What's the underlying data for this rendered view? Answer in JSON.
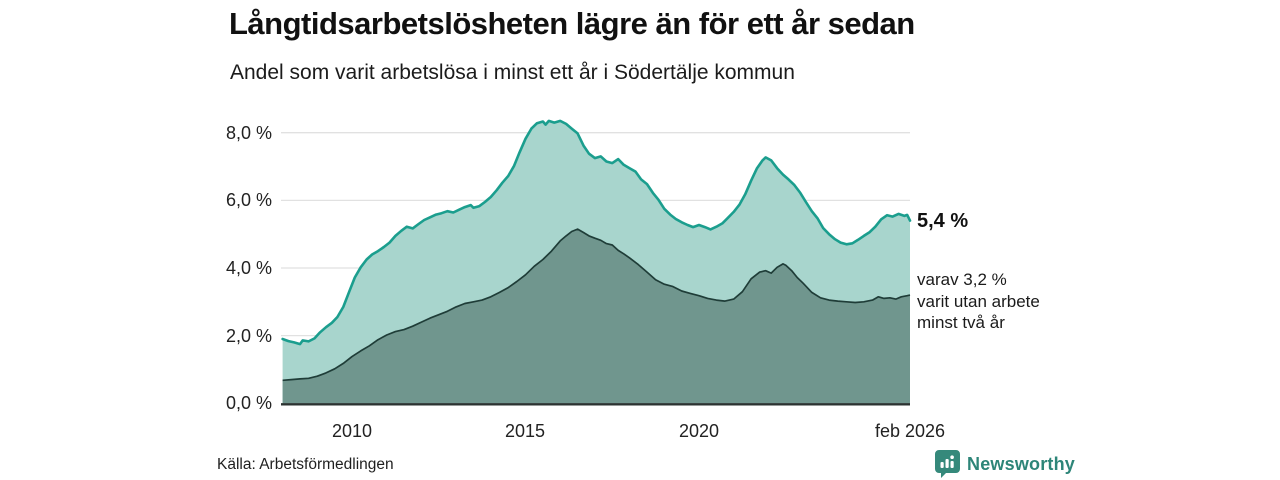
{
  "header": {
    "title": "Långtidsarbetslösheten lägre än för ett år sedan",
    "subtitle": "Andel som varit arbetslösa i minst ett år i Södertälje kommun"
  },
  "annotations": {
    "end_value_label": "5,4 %",
    "secondary_line1": "varav 3,2 %",
    "secondary_line2": "varit utan arbete",
    "secondary_line3": "minst två år"
  },
  "footer": {
    "source": "Källa: Arbetsförmedlingen",
    "brand": "Newsworthy"
  },
  "colors": {
    "line_total": "#1b9e8e",
    "fill_total": "#a8d5cd",
    "line_two_years": "#1f3d38",
    "fill_two_years": "#70968e",
    "grid": "#e1e1e1",
    "baseline": "#2b3331",
    "brand_teal": "#2e8577",
    "text": "#1a1a1a"
  },
  "chart_data": {
    "type": "area",
    "title": "Långtidsarbetslösheten lägre än för ett år sedan",
    "subtitle": "Andel som varit arbetslösa i minst ett år i Södertälje kommun",
    "x_unit": "year",
    "y_unit": "percent",
    "xlim": [
      2008.0,
      2026.08
    ],
    "ylim": [
      0,
      8
    ],
    "grid": "horizontal",
    "legend": "none",
    "y_ticks": [
      {
        "label": "0,0 %",
        "value": 0
      },
      {
        "label": "2,0 %",
        "value": 2
      },
      {
        "label": "4,0 %",
        "value": 4
      },
      {
        "label": "6,0 %",
        "value": 6
      },
      {
        "label": "8,0 %",
        "value": 8
      }
    ],
    "x_ticks": [
      {
        "label": "2010",
        "value": 2010
      },
      {
        "label": "2015",
        "value": 2015
      },
      {
        "label": "2020",
        "value": 2020
      },
      {
        "label": "feb 2026",
        "value": 2026.0
      }
    ],
    "end_values": {
      "total": 5.4,
      "two_years": 3.2
    },
    "series": [
      {
        "name": "Arbetslösa minst ett år",
        "points": [
          [
            2008.0,
            1.9
          ],
          [
            2008.17,
            1.84
          ],
          [
            2008.33,
            1.8
          ],
          [
            2008.5,
            1.75
          ],
          [
            2008.58,
            1.86
          ],
          [
            2008.75,
            1.83
          ],
          [
            2008.92,
            1.92
          ],
          [
            2009.08,
            2.1
          ],
          [
            2009.25,
            2.25
          ],
          [
            2009.42,
            2.38
          ],
          [
            2009.58,
            2.55
          ],
          [
            2009.75,
            2.85
          ],
          [
            2009.92,
            3.3
          ],
          [
            2010.08,
            3.72
          ],
          [
            2010.25,
            4.02
          ],
          [
            2010.42,
            4.25
          ],
          [
            2010.58,
            4.4
          ],
          [
            2010.75,
            4.5
          ],
          [
            2010.92,
            4.62
          ],
          [
            2011.08,
            4.75
          ],
          [
            2011.25,
            4.95
          ],
          [
            2011.42,
            5.1
          ],
          [
            2011.58,
            5.22
          ],
          [
            2011.75,
            5.17
          ],
          [
            2011.92,
            5.3
          ],
          [
            2012.08,
            5.42
          ],
          [
            2012.25,
            5.5
          ],
          [
            2012.42,
            5.58
          ],
          [
            2012.58,
            5.62
          ],
          [
            2012.75,
            5.68
          ],
          [
            2012.92,
            5.64
          ],
          [
            2013.08,
            5.72
          ],
          [
            2013.25,
            5.8
          ],
          [
            2013.42,
            5.86
          ],
          [
            2013.5,
            5.78
          ],
          [
            2013.67,
            5.83
          ],
          [
            2013.83,
            5.95
          ],
          [
            2014.0,
            6.1
          ],
          [
            2014.17,
            6.3
          ],
          [
            2014.33,
            6.52
          ],
          [
            2014.5,
            6.72
          ],
          [
            2014.67,
            7.02
          ],
          [
            2014.83,
            7.42
          ],
          [
            2015.0,
            7.82
          ],
          [
            2015.17,
            8.12
          ],
          [
            2015.33,
            8.28
          ],
          [
            2015.5,
            8.33
          ],
          [
            2015.58,
            8.24
          ],
          [
            2015.67,
            8.35
          ],
          [
            2015.83,
            8.3
          ],
          [
            2016.0,
            8.35
          ],
          [
            2016.17,
            8.26
          ],
          [
            2016.33,
            8.12
          ],
          [
            2016.5,
            7.98
          ],
          [
            2016.67,
            7.62
          ],
          [
            2016.83,
            7.38
          ],
          [
            2017.0,
            7.25
          ],
          [
            2017.17,
            7.3
          ],
          [
            2017.33,
            7.15
          ],
          [
            2017.5,
            7.1
          ],
          [
            2017.67,
            7.22
          ],
          [
            2017.83,
            7.05
          ],
          [
            2018.0,
            6.95
          ],
          [
            2018.17,
            6.85
          ],
          [
            2018.33,
            6.62
          ],
          [
            2018.5,
            6.48
          ],
          [
            2018.67,
            6.22
          ],
          [
            2018.83,
            6.02
          ],
          [
            2019.0,
            5.75
          ],
          [
            2019.17,
            5.58
          ],
          [
            2019.33,
            5.45
          ],
          [
            2019.5,
            5.35
          ],
          [
            2019.67,
            5.27
          ],
          [
            2019.83,
            5.21
          ],
          [
            2020.0,
            5.27
          ],
          [
            2020.17,
            5.21
          ],
          [
            2020.33,
            5.14
          ],
          [
            2020.5,
            5.22
          ],
          [
            2020.67,
            5.32
          ],
          [
            2020.83,
            5.48
          ],
          [
            2021.0,
            5.66
          ],
          [
            2021.17,
            5.88
          ],
          [
            2021.33,
            6.18
          ],
          [
            2021.5,
            6.58
          ],
          [
            2021.67,
            6.95
          ],
          [
            2021.83,
            7.18
          ],
          [
            2021.92,
            7.27
          ],
          [
            2022.08,
            7.18
          ],
          [
            2022.25,
            6.95
          ],
          [
            2022.42,
            6.76
          ],
          [
            2022.58,
            6.62
          ],
          [
            2022.75,
            6.45
          ],
          [
            2022.92,
            6.22
          ],
          [
            2023.08,
            5.95
          ],
          [
            2023.25,
            5.68
          ],
          [
            2023.42,
            5.46
          ],
          [
            2023.58,
            5.18
          ],
          [
            2023.75,
            5.0
          ],
          [
            2023.92,
            4.85
          ],
          [
            2024.08,
            4.75
          ],
          [
            2024.25,
            4.7
          ],
          [
            2024.42,
            4.73
          ],
          [
            2024.58,
            4.83
          ],
          [
            2024.75,
            4.95
          ],
          [
            2024.92,
            5.06
          ],
          [
            2025.08,
            5.22
          ],
          [
            2025.25,
            5.44
          ],
          [
            2025.42,
            5.56
          ],
          [
            2025.58,
            5.52
          ],
          [
            2025.75,
            5.6
          ],
          [
            2025.92,
            5.54
          ],
          [
            2026.0,
            5.57
          ],
          [
            2026.08,
            5.4
          ]
        ]
      },
      {
        "name": "Arbetslösa minst två år",
        "points": [
          [
            2008.0,
            0.68
          ],
          [
            2008.25,
            0.7
          ],
          [
            2008.5,
            0.72
          ],
          [
            2008.75,
            0.74
          ],
          [
            2009.0,
            0.8
          ],
          [
            2009.25,
            0.9
          ],
          [
            2009.5,
            1.02
          ],
          [
            2009.75,
            1.18
          ],
          [
            2010.0,
            1.38
          ],
          [
            2010.25,
            1.55
          ],
          [
            2010.5,
            1.7
          ],
          [
            2010.75,
            1.88
          ],
          [
            2011.0,
            2.02
          ],
          [
            2011.25,
            2.12
          ],
          [
            2011.5,
            2.18
          ],
          [
            2011.75,
            2.28
          ],
          [
            2012.0,
            2.4
          ],
          [
            2012.25,
            2.52
          ],
          [
            2012.5,
            2.62
          ],
          [
            2012.75,
            2.72
          ],
          [
            2013.0,
            2.85
          ],
          [
            2013.25,
            2.95
          ],
          [
            2013.5,
            3.0
          ],
          [
            2013.75,
            3.05
          ],
          [
            2014.0,
            3.15
          ],
          [
            2014.25,
            3.28
          ],
          [
            2014.5,
            3.42
          ],
          [
            2014.75,
            3.6
          ],
          [
            2015.0,
            3.8
          ],
          [
            2015.25,
            4.05
          ],
          [
            2015.5,
            4.25
          ],
          [
            2015.75,
            4.5
          ],
          [
            2016.0,
            4.8
          ],
          [
            2016.17,
            4.95
          ],
          [
            2016.33,
            5.08
          ],
          [
            2016.5,
            5.15
          ],
          [
            2016.67,
            5.05
          ],
          [
            2016.83,
            4.95
          ],
          [
            2017.0,
            4.88
          ],
          [
            2017.17,
            4.82
          ],
          [
            2017.33,
            4.72
          ],
          [
            2017.5,
            4.68
          ],
          [
            2017.67,
            4.52
          ],
          [
            2017.83,
            4.42
          ],
          [
            2018.0,
            4.3
          ],
          [
            2018.25,
            4.1
          ],
          [
            2018.5,
            3.88
          ],
          [
            2018.75,
            3.65
          ],
          [
            2019.0,
            3.52
          ],
          [
            2019.25,
            3.45
          ],
          [
            2019.5,
            3.32
          ],
          [
            2019.75,
            3.25
          ],
          [
            2020.0,
            3.18
          ],
          [
            2020.25,
            3.1
          ],
          [
            2020.5,
            3.05
          ],
          [
            2020.75,
            3.02
          ],
          [
            2021.0,
            3.08
          ],
          [
            2021.25,
            3.3
          ],
          [
            2021.5,
            3.68
          ],
          [
            2021.75,
            3.88
          ],
          [
            2021.92,
            3.92
          ],
          [
            2022.08,
            3.85
          ],
          [
            2022.25,
            4.02
          ],
          [
            2022.42,
            4.12
          ],
          [
            2022.5,
            4.08
          ],
          [
            2022.67,
            3.92
          ],
          [
            2022.83,
            3.72
          ],
          [
            2023.0,
            3.55
          ],
          [
            2023.25,
            3.28
          ],
          [
            2023.5,
            3.12
          ],
          [
            2023.75,
            3.05
          ],
          [
            2024.0,
            3.02
          ],
          [
            2024.25,
            3.0
          ],
          [
            2024.5,
            2.98
          ],
          [
            2024.75,
            3.0
          ],
          [
            2025.0,
            3.05
          ],
          [
            2025.17,
            3.15
          ],
          [
            2025.33,
            3.1
          ],
          [
            2025.5,
            3.12
          ],
          [
            2025.67,
            3.08
          ],
          [
            2025.83,
            3.15
          ],
          [
            2026.0,
            3.18
          ],
          [
            2026.08,
            3.2
          ]
        ]
      }
    ]
  }
}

What to do -
Identify the lines of the entries containing the string "kommun". Copy each such line.

Task solution -
    "subtitle": "Andel som varit arbetslösa i minst ett år i Södertälje kommun"
    "subtitle": "Andel som varit arbetslösa i minst ett år i Södertälje kommun",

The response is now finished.